* Aim of the task: Write out each line that follows exactly as it stands, without the pictures.

* Rows:
====

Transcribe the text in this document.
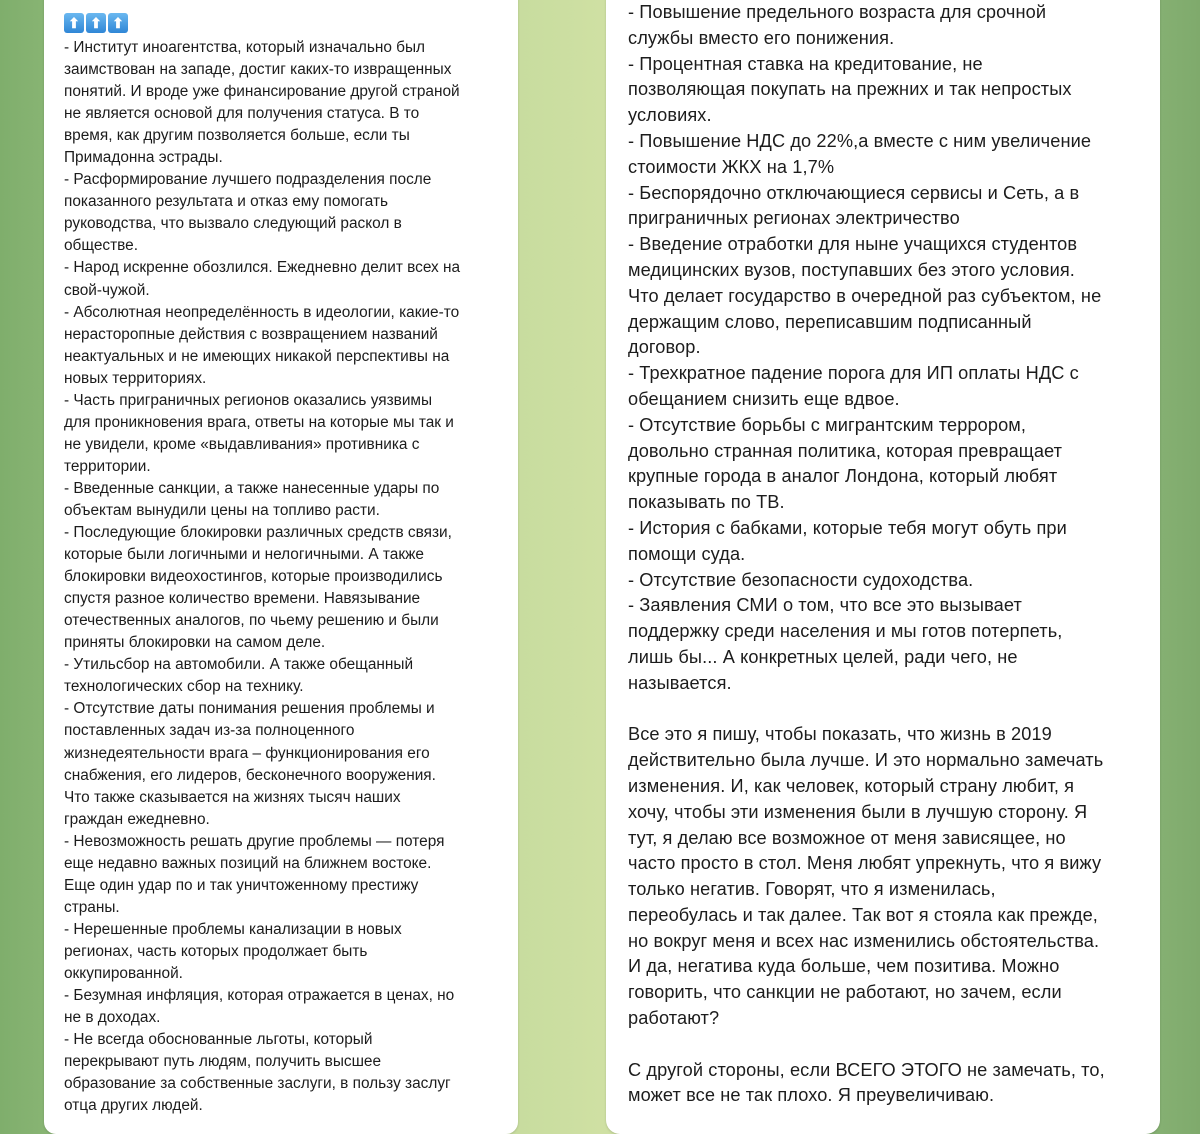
⬆ ⬆ ⬆
- Институт иноагентства, который изначально был
заимствован на западе, достиг каких-то извращенных
понятий. И вроде уже финансирование другой страной
не является основой для получения статуса. В то
время, как другим позволяется больше, если ты
Примадонна эстрады.
- Расформирование лучшего подразделения после
показанного результата и отказ ему помогать
руководства, что вызвало следующий раскол в
обществе.
- Народ искренне обозлился. Ежедневно делит всех на
свой-чужой.
- Абсолютная неопределённость в идеологии, какие-то
нерасторопные действия с возвращением названий
неактуальных и не имеющих никакой перспективы на
новых территориях.
- Часть приграничных регионов оказались уязвимы
для проникновения врага, ответы на которые мы так и
не увидели, кроме «выдавливания» противника с
территории.
- Введенные санкции, а также нанесенные удары по
объектам вынудили цены на топливо расти.
- Последующие блокировки различных средств связи,
которые были логичными и нелогичными. А также
блокировки видеохостингов, которые производились
спустя разное количество времени. Навязывание
отечественных аналогов, по чьему решению и были
приняты блокировки на самом деле.
- Утильсбор на автомобили. А также обещанный
технологических сбор на технику.
- Отсутствие даты понимания решения проблемы и
поставленных задач из-за полноценного
жизнедеятельности врага – функционирования его
снабжения, его лидеров, бесконечного вооружения.
Что также сказывается на жизнях тысяч наших
граждан ежедневно.
- Невозможность решать другие проблемы — потеря
еще недавно важных позиций на ближнем востоке.
Еще один удар по и так уничтоженному престижу
страны.
- Нерешенные проблемы канализации в новых
регионах, часть которых продолжает быть
оккупированной.
- Безумная инфляция, которая отражается в ценах, но
не в доходах.
- Не всегда обоснованные льготы, который
перекрывают путь людям, получить высшее
образование за собственные заслуги, в пользу заслуг
отца других людей.
- Повышение предельного возраста для срочной
службы вместо его понижения.
- Процентная ставка на кредитование, не
позволяющая покупать на прежних и так непростых
условиях.
- Повышение НДС до 22%,а вместе с ним увеличение
стоимости ЖКХ на 1,7%
- Беспорядочно отключающиеся сервисы и Сеть, а в
приграничных регионах электричество
- Введение отработки для ныне учащихся студентов
медицинских вузов, поступавших без этого условия.
Что делает государство в очередной раз субъектом, не
держащим слово, переписавшим подписанный
договор.
- Трехкратное падение порога для ИП оплаты НДС с
обещанием снизить еще вдвое.
- Отсутствие борьбы с мигрантским террором,
довольно странная политика, которая превращает
крупные города в аналог Лондона, который любят
показывать по ТВ.
- История с бабками, которые тебя могут обуть при
помощи суда.
- Отсутствие безопасности судоходства.
- Заявления СМИ о том, что все это вызывает
поддержку среди населения и мы готов потерпеть,
лишь бы... А конкретных целей, ради чего, не
называется.
Все это я пишу, чтобы показать, что жизнь в 2019
действительно была лучше. И это нормально замечать
изменения. И, как человек, который страну любит, я
хочу, чтобы эти изменения были в лучшую сторону. Я
тут, я делаю все возможное от меня зависящее, но
часто просто в стол. Меня любят упрекнуть, что я вижу
только негатив. Говорят, что я изменилась,
переобулась и так далее. Так вот я стояла как прежде,
но вокруг меня и всех нас изменились обстоятельства.
И да, негатива куда больше, чем позитива. Можно
говорить, что санкции не работают, но зачем, если
работают?
С другой стороны, если ВСЕГО ЭТОГО не замечать, то,
может все не так плохо. Я преувеличиваю.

====

* Result:
Transcribe the text in this document.
⬆ ⬆ ⬆
- Институт иноагентства, который изначально был
заимствован на западе, достиг каких-то извращенных
понятий. И вроде уже финансирование другой страной
не является основой для получения статуса. В то
время, как другим позволяется больше, если ты
Примадонна эстрады.
- Расформирование лучшего подразделения после
показанного результата и отказ ему помогать
руководства, что вызвало следующий раскол в
обществе.
- Народ искренне обозлился. Ежедневно делит всех на
свой-чужой.
- Абсолютная неопределённость в идеологии, какие-то
нерасторопные действия с возвращением названий
неактуальных и не имеющих никакой перспективы на
новых территориях.
- Часть приграничных регионов оказались уязвимы
для проникновения врага, ответы на которые мы так и
не увидели, кроме «выдавливания» противника с
территории.
- Введенные санкции, а также нанесенные удары по
объектам вынудили цены на топливо расти.
- Последующие блокировки различных средств связи,
которые были логичными и нелогичными. А также
блокировки видеохостингов, которые производились
спустя разное количество времени. Навязывание
отечественных аналогов, по чьему решению и были
приняты блокировки на самом деле.
- Утильсбор на автомобили. А также обещанный
технологических сбор на технику.
- Отсутствие даты понимания решения проблемы и
поставленных задач из-за полноценного
жизнедеятельности врага – функционирования его
снабжения, его лидеров, бесконечного вооружения.
Что также сказывается на жизнях тысяч наших
граждан ежедневно.
- Невозможность решать другие проблемы — потеря
еще недавно важных позиций на ближнем востоке.
Еще один удар по и так уничтоженному престижу
страны.
- Нерешенные проблемы канализации в новых
регионах, часть которых продолжает быть
оккупированной.
- Безумная инфляция, которая отражается в ценах, но
не в доходах.
- Не всегда обоснованные льготы, который
перекрывают путь людям, получить высшее
образование за собственные заслуги, в пользу заслуг
отца других людей.
- Повышение предельного возраста для срочной
службы вместо его понижения.
- Процентная ставка на кредитование, не
позволяющая покупать на прежних и так непростых
условиях.
- Повышение НДС до 22%,а вместе с ним увеличение
стоимости ЖКХ на 1,7%
- Беспорядочно отключающиеся сервисы и Сеть, а в
приграничных регионах электричество
- Введение отработки для ныне учащихся студентов
медицинских вузов, поступавших без этого условия.
Что делает государство в очередной раз субъектом, не
держащим слово, переписавшим подписанный
договор.
- Трехкратное падение порога для ИП оплаты НДС с
обещанием снизить еще вдвое.
- Отсутствие борьбы с мигрантским террором,
довольно странная политика, которая превращает
крупные города в аналог Лондона, который любят
показывать по ТВ.
- История с бабками, которые тебя могут обуть при
помощи суда.
- Отсутствие безопасности судоходства.
- Заявления СМИ о том, что все это вызывает
поддержку среди населения и мы готов потерпеть,
лишь бы... А конкретных целей, ради чего, не
называется.
Все это я пишу, чтобы показать, что жизнь в 2019
действительно была лучше. И это нормально замечать
изменения. И, как человек, который страну любит, я
хочу, чтобы эти изменения были в лучшую сторону. Я
тут, я делаю все возможное от меня зависящее, но
часто просто в стол. Меня любят упрекнуть, что я вижу
только негатив. Говорят, что я изменилась,
переобулась и так далее. Так вот я стояла как прежде,
но вокруг меня и всех нас изменились обстоятельства.
И да, негатива куда больше, чем позитива. Можно
говорить, что санкции не работают, но зачем, если
работают?
С другой стороны, если ВСЕГО ЭТОГО не замечать, то,
может все не так плохо. Я преувеличиваю.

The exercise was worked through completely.